• [Stated exercise A]
Answer these questions using the passage on GET form submission below:
(i) What URL does the GET request specify when the user enters "A" as the first name and "B" as the last name?
(ii) Which string method does the Node.js handler use to match the /destination URL instead of an exact comparison?
(iii) What does the passage name as perhaps the most definitive reason that forms do not support PATCH, PUT and DELETE?

• [Selection]
══════

Recall that an HTTP POST message may contain a message body, while a GET request cannot. So how would we have a form element that uses GET to submit it's data?

<form action="/destination", method="get">
    <input name="first"  type="text"/>
    <br/>
    <input name="last"  type="text"/>
    <br/>
    <button type="submit">Submit</button>
</form>

The form above will look identical to the form we had before, however when "Submit" is clicked, the web browser will generate a GET request to /destination instead of a POST. In addition, the form data (the name value pairs) will be appended as a query string. The resulting URL that the GET request will specify is as follows - assuming the user entered in "A" as the first name, and "B" as the last name:

http://localhost:8080/destination?first=A&last=B

Note that this means the form data is in the URL address bar of the browser. It also means that that URL is bookmarkable, it is linkable. We discussed query string when discussing HTTP requests.

Here's how we might handle the request in Node.js

const handle_request = (req, res) => {
    if (req.method.toUpperCase() === 'GET' && req.url === '/') {
        // This a GET request for the root page - which is the HTML that
        // contains the form.  NOTE we set method to GET now
        send_page(res, `<form action="/destination", method="get">
                            <input name="first" type="text"/>
                            <br/>
                            <input name="last" type="text"/>
                            <br/>
                            <button type="submit">Submit</button>
                        </form>`);
    }
    else if (req.method.toUpperCase() === 'GET' && req.url.startsWith('/destination')) {
        // The url is going to be /destination?first=A&last=B, so we need to compare
        // with startsWith, rather than an exact match
        console.log(req.url);
        if (req.url.indexOf('?')) {
            // Give parse_form_data the part of the url AFTER the ? symbol.
            // Form data in the POST request body is formatted the same way
            // as a query string in a GET message is, so we can reuse the same
            // code.
            body = parse_form_data(req.url.split('?')[1]);
            send_page(res, `<p>Welcome ${body.first} ${body.last}</p>`);
        }
        else {
            send_page(res, `<p>No form data was sent!</p>`);
        }
    }
    else if (req.method.toUpperCase() === 'POST' && req.url === '/destination') {
        // we could still have processing code for POST too..
        ....
    }
    else {
        res.writeHead(404, { 'Content-Type': 'text/html' });
        res.write(heading() + `<p>Sorry, page not found</p>` + footing());
        res.end();
    }
}

You can simulate form submission by simply entering the http://localhost:8080/destination?first=A&last=B URL into the browser's address bar too - the web server cannot tell why it is receiving the HTTP GET message with a query string - it simply responds to it! If you type http://localhost:8080/destination without the query string, you'll see the message indicating that the query string was not present.

BTW - if you are wondering why forms don't support PATCH, PUT and DELETE. There are lots of reasons, but perhaps the most definitive is - legacy. Original specifications of HTML simply decided only GET and POST were to be supported by forms. There are too many legacy pages, legacy browsers, and legacy servers on the world wide web to effectively move on from those decisions. Unsatisfying - but it's the truth!

══════

Visual layout annotation data
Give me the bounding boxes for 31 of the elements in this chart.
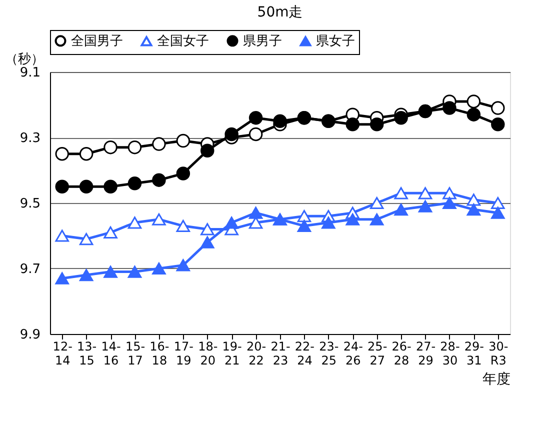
x-tick-label: 27-29 <box>416 340 436 368</box>
legend-label: 県女子 <box>316 34 355 50</box>
x-tick-label: 25-27 <box>368 340 388 368</box>
y-tick-label: 9.7 <box>20 262 40 277</box>
legend-label: 全国男子 <box>71 34 123 49</box>
x-tick-label: 21-23 <box>270 340 290 368</box>
x-tick-label: 29-31 <box>464 340 484 368</box>
x-tick-label: 19-21 <box>222 340 242 368</box>
x-tick-label: 22-24 <box>294 340 315 368</box>
y-tick-label: 9.1 <box>20 66 40 80</box>
x-tick-label: 24-26 <box>343 340 363 368</box>
x-tick-label: 16-18 <box>150 340 170 368</box>
x-axis-title: 年度 <box>482 372 510 388</box>
x-tick-label: 30-R3 <box>488 340 508 368</box>
x-tick-label: 13-15 <box>77 340 97 368</box>
y-tick-label: 9.3 <box>20 131 40 146</box>
x-tick-label: 20-22 <box>246 340 266 368</box>
x-tick-label: 23-25 <box>319 340 339 368</box>
x-tick-label: 15-17 <box>125 340 146 368</box>
chart-title: 50m走 <box>257 4 303 20</box>
legend-label: 全国女子 <box>157 34 209 50</box>
x-tick-label: 26-28 <box>392 340 412 368</box>
legend-label: 県男子 <box>243 34 282 49</box>
y-tick-label: 9.5 <box>20 196 40 212</box>
x-tick-label: 28-30 <box>440 340 460 368</box>
x-tick-label: 12-14 <box>52 340 72 368</box>
x-tick-label: 18-20 <box>198 340 218 368</box>
x-tick-label: 14-16 <box>101 340 121 368</box>
y-tick-label: 9.9 <box>20 328 40 342</box>
y-axis-title: （秒） <box>5 52 44 67</box>
x-tick-label: 17-19 <box>174 340 194 368</box>
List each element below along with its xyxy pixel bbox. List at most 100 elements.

══════

• [Stated exercise B] Copy the rows above exactly. Begin at the row containing "x-tick-label: 27-29 <box>416" and stop after the row containing "x-tick-label: 12-14 <box>52 340 72 368</box>".

• [Worked solution A]
(i) http://localhost:8080/destination?first=A&last=B
(ii) startsWith
(iii) Legacy

• [Worked solution B]
x-tick-label: 27-29 <box>416 340 436 368</box>
legend-label: 県女子 <box>316 34 355 50</box>
x-tick-label: 25-27 <box>368 340 388 368</box>
y-tick-label: 9.7 <box>20 262 40 277</box>
legend-label: 全国男子 <box>71 34 123 49</box>
x-tick-label: 21-23 <box>270 340 290 368</box>
x-tick-label: 29-31 <box>464 340 484 368</box>
x-tick-label: 19-21 <box>222 340 242 368</box>
x-tick-label: 22-24 <box>294 340 315 368</box>
y-tick-label: 9.1 <box>20 66 40 80</box>
x-tick-label: 24-26 <box>343 340 363 368</box>
x-tick-label: 16-18 <box>150 340 170 368</box>
x-axis-title: 年度 <box>482 372 510 388</box>
x-tick-label: 30-R3 <box>488 340 508 368</box>
x-tick-label: 13-15 <box>77 340 97 368</box>
y-tick-label: 9.3 <box>20 131 40 146</box>
x-tick-label: 20-22 <box>246 340 266 368</box>
x-tick-label: 23-25 <box>319 340 339 368</box>
x-tick-label: 15-17 <box>125 340 146 368</box>
chart-title: 50m走 <box>257 4 303 20</box>
legend-label: 全国女子 <box>157 34 209 50</box>
x-tick-label: 26-28 <box>392 340 412 368</box>
legend-label: 県男子 <box>243 34 282 49</box>
y-tick-label: 9.5 <box>20 196 40 212</box>
x-tick-label: 28-30 <box>440 340 460 368</box>
x-tick-label: 12-14 <box>52 340 72 368</box>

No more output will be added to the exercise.